(Data items)
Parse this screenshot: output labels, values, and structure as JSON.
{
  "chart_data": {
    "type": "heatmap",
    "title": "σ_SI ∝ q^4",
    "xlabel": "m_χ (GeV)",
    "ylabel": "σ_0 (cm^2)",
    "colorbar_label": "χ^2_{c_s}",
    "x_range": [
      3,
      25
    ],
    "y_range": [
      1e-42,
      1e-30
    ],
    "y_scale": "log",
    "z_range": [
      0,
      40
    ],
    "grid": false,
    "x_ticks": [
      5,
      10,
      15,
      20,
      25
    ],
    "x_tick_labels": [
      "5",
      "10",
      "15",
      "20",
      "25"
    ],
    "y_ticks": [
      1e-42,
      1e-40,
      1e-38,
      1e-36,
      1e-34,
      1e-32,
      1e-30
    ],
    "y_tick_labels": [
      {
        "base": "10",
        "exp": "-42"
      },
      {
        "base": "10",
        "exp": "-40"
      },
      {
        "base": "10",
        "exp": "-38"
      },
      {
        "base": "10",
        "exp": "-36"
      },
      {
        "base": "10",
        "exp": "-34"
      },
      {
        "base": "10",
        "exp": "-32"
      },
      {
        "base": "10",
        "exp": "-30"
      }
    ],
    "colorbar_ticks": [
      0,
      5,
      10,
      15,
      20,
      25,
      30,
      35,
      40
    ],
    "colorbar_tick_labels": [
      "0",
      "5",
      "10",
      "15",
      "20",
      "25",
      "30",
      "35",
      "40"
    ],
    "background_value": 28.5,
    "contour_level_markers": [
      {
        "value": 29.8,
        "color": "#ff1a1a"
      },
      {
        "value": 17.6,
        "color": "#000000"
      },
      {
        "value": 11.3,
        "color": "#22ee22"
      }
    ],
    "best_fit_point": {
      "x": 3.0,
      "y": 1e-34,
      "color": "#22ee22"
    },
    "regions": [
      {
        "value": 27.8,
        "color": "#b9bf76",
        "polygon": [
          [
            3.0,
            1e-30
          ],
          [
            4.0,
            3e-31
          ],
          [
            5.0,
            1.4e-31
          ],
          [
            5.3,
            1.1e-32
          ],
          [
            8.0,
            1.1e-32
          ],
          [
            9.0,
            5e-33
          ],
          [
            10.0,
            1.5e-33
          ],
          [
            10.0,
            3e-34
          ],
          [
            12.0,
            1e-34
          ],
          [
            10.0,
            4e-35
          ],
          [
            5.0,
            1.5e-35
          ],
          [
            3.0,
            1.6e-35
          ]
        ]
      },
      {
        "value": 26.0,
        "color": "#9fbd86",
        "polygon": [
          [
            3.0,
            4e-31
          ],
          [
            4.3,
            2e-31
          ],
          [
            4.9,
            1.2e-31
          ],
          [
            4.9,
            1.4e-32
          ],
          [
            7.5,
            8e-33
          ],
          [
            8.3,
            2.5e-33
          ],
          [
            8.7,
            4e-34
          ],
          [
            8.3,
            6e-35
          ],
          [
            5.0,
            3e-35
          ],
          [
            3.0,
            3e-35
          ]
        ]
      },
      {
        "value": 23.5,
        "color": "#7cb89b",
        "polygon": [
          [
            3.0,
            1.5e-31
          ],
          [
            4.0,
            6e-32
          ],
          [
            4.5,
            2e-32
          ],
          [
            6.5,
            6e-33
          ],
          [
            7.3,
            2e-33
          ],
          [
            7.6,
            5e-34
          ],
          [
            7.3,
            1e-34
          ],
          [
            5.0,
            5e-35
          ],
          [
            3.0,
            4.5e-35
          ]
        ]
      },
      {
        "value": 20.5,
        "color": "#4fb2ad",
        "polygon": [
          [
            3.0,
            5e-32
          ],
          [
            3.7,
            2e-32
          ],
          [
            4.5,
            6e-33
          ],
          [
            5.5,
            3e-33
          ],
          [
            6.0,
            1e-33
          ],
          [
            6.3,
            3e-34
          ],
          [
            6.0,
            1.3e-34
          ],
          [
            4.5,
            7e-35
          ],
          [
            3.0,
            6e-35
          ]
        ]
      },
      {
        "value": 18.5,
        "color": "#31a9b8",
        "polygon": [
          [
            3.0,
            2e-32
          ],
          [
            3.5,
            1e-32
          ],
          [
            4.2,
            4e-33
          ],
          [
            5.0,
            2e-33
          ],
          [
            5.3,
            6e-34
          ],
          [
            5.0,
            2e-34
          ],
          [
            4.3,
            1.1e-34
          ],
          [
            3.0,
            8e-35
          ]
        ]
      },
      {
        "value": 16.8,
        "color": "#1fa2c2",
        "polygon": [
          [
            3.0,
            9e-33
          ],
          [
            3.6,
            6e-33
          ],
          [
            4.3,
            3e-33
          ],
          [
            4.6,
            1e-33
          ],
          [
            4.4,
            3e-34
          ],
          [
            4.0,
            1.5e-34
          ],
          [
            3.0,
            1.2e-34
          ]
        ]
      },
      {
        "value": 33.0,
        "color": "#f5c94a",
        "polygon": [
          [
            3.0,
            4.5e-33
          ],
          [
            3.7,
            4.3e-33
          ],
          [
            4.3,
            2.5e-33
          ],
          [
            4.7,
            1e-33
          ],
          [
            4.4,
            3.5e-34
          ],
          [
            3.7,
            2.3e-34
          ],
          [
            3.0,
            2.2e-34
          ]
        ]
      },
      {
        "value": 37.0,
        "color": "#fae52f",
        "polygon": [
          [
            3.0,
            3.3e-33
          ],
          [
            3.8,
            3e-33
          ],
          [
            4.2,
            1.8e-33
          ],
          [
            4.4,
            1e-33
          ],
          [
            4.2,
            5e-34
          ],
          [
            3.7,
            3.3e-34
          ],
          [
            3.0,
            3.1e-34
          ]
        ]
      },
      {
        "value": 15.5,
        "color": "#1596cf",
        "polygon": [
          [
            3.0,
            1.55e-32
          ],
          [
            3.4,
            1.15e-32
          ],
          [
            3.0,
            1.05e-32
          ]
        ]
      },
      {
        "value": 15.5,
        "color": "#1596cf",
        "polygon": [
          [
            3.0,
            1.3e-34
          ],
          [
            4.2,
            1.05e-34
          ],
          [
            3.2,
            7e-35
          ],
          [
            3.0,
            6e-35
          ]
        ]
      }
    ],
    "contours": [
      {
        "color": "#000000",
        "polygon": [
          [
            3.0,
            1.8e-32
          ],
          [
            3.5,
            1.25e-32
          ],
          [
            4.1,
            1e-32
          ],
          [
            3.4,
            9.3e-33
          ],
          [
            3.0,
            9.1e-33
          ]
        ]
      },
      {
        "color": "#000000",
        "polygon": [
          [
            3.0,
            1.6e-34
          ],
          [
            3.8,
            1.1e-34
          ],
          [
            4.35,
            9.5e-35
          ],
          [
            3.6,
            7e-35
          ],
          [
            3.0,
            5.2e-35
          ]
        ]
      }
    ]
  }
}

▶ _WRITTEN INSTRUCTION_:
Using the exact wording, write out all of the records.

▶ _RESULT OF THE TASK_:
Parse this screenshot: output labels, values, and structure as JSON.
{
  "chart_data": {
    "type": "heatmap",
    "title": "σ_SI ∝ q^4",
    "xlabel": "m_χ (GeV)",
    "ylabel": "σ_0 (cm^2)",
    "colorbar_label": "χ^2_{c_s}",
    "x_range": [
      3,
      25
    ],
    "y_range": [
      1e-42,
      1e-30
    ],
    "y_scale": "log",
    "z_range": [
      0,
      40
    ],
    "grid": false,
    "x_ticks": [
      5,
      10,
      15,
      20,
      25
    ],
    "x_tick_labels": [
      "5",
      "10",
      "15",
      "20",
      "25"
    ],
    "y_ticks": [
      1e-42,
      1e-40,
      1e-38,
      1e-36,
      1e-34,
      1e-32,
      1e-30
    ],
    "y_tick_labels": [
      {
        "base": "10",
        "exp": "-42"
      },
      {
        "base": "10",
        "exp": "-40"
      },
      {
        "base": "10",
        "exp": "-38"
      },
      {
        "base": "10",
        "exp": "-36"
      },
      {
        "base": "10",
        "exp": "-34"
      },
      {
        "base": "10",
        "exp": "-32"
      },
      {
        "base": "10",
        "exp": "-30"
      }
    ],
    "colorbar_ticks": [
      0,
      5,
      10,
      15,
      20,
      25,
      30,
      35,
      40
    ],
    "colorbar_tick_labels": [
      "0",
      "5",
      "10",
      "15",
      "20",
      "25",
      "30",
      "35",
      "40"
    ],
    "background_value": 28.5,
    "contour_level_markers": [
      {
        "value": 29.8,
        "color": "#ff1a1a"
      },
      {
        "value": 17.6,
        "color": "#000000"
      },
      {
        "value": 11.3,
        "color": "#22ee22"
      }
    ],
    "best_fit_point": {
      "x": 3.0,
      "y": 1e-34,
      "color": "#22ee22"
    },
    "regions": [
      {
        "value": 27.8,
        "color": "#b9bf76",
        "polygon": [
          [
            3.0,
            1e-30
          ],
          [
            4.0,
            3e-31
          ],
          [
            5.0,
            1.4e-31
          ],
          [
            5.3,
            1.1e-32
          ],
          [
            8.0,
            1.1e-32
          ],
          [
            9.0,
            5e-33
          ],
          [
            10.0,
            1.5e-33
          ],
          [
            10.0,
            3e-34
          ],
          [
            12.0,
            1e-34
          ],
          [
            10.0,
            4e-35
          ],
          [
            5.0,
            1.5e-35
          ],
          [
            3.0,
            1.6e-35
          ]
        ]
      },
      {
        "value": 26.0,
        "color": "#9fbd86",
        "polygon": [
          [
            3.0,
            4e-31
          ],
          [
            4.3,
            2e-31
          ],
          [
            4.9,
            1.2e-31
          ],
          [
            4.9,
            1.4e-32
          ],
          [
            7.5,
            8e-33
          ],
          [
            8.3,
            2.5e-33
          ],
          [
            8.7,
            4e-34
          ],
          [
            8.3,
            6e-35
          ],
          [
            5.0,
            3e-35
          ],
          [
            3.0,
            3e-35
          ]
        ]
      },
      {
        "value": 23.5,
        "color": "#7cb89b",
        "polygon": [
          [
            3.0,
            1.5e-31
          ],
          [
            4.0,
            6e-32
          ],
          [
            4.5,
            2e-32
          ],
          [
            6.5,
            6e-33
          ],
          [
            7.3,
            2e-33
          ],
          [
            7.6,
            5e-34
          ],
          [
            7.3,
            1e-34
          ],
          [
            5.0,
            5e-35
          ],
          [
            3.0,
            4.5e-35
          ]
        ]
      },
      {
        "value": 20.5,
        "color": "#4fb2ad",
        "polygon": [
          [
            3.0,
            5e-32
          ],
          [
            3.7,
            2e-32
          ],
          [
            4.5,
            6e-33
          ],
          [
            5.5,
            3e-33
          ],
          [
            6.0,
            1e-33
          ],
          [
            6.3,
            3e-34
          ],
          [
            6.0,
            1.3e-34
          ],
          [
            4.5,
            7e-35
          ],
          [
            3.0,
            6e-35
          ]
        ]
      },
      {
        "value": 18.5,
        "color": "#31a9b8",
        "polygon": [
          [
            3.0,
            2e-32
          ],
          [
            3.5,
            1e-32
          ],
          [
            4.2,
            4e-33
          ],
          [
            5.0,
            2e-33
          ],
          [
            5.3,
            6e-34
          ],
          [
            5.0,
            2e-34
          ],
          [
            4.3,
            1.1e-34
          ],
          [
            3.0,
            8e-35
          ]
        ]
      },
      {
        "value": 16.8,
        "color": "#1fa2c2",
        "polygon": [
          [
            3.0,
            9e-33
          ],
          [
            3.6,
            6e-33
          ],
          [
            4.3,
            3e-33
          ],
          [
            4.6,
            1e-33
          ],
          [
            4.4,
            3e-34
          ],
          [
            4.0,
            1.5e-34
          ],
          [
            3.0,
            1.2e-34
          ]
        ]
      },
      {
        "value": 33.0,
        "color": "#f5c94a",
        "polygon": [
          [
            3.0,
            4.5e-33
          ],
          [
            3.7,
            4.3e-33
          ],
          [
            4.3,
            2.5e-33
          ],
          [
            4.7,
            1e-33
          ],
          [
            4.4,
            3.5e-34
          ],
          [
            3.7,
            2.3e-34
          ],
          [
            3.0,
            2.2e-34
          ]
        ]
      },
      {
        "value": 37.0,
        "color": "#fae52f",
        "polygon": [
          [
            3.0,
            3.3e-33
          ],
          [
            3.8,
            3e-33
          ],
          [
            4.2,
            1.8e-33
          ],
          [
            4.4,
            1e-33
          ],
          [
            4.2,
            5e-34
          ],
          [
            3.7,
            3.3e-34
          ],
          [
            3.0,
            3.1e-34
          ]
        ]
      },
      {
        "value": 15.5,
        "color": "#1596cf",
        "polygon": [
          [
            3.0,
            1.55e-32
          ],
          [
            3.4,
            1.15e-32
          ],
          [
            3.0,
            1.05e-32
          ]
        ]
      },
      {
        "value": 15.5,
        "color": "#1596cf",
        "polygon": [
          [
            3.0,
            1.3e-34
          ],
          [
            4.2,
            1.05e-34
          ],
          [
            3.2,
            7e-35
          ],
          [
            3.0,
            6e-35
          ]
        ]
      }
    ],
    "contours": [
      {
        "color": "#000000",
        "polygon": [
          [
            3.0,
            1.8e-32
          ],
          [
            3.5,
            1.25e-32
          ],
          [
            4.1,
            1e-32
          ],
          [
            3.4,
            9.3e-33
          ],
          [
            3.0,
            9.1e-33
          ]
        ]
      },
      {
        "color": "#000000",
        "polygon": [
          [
            3.0,
            1.6e-34
          ],
          [
            3.8,
            1.1e-34
          ],
          [
            4.35,
            9.5e-35
          ],
          [
            3.6,
            7e-35
          ],
          [
            3.0,
            5.2e-35
          ]
        ]
      }
    ]
  }
}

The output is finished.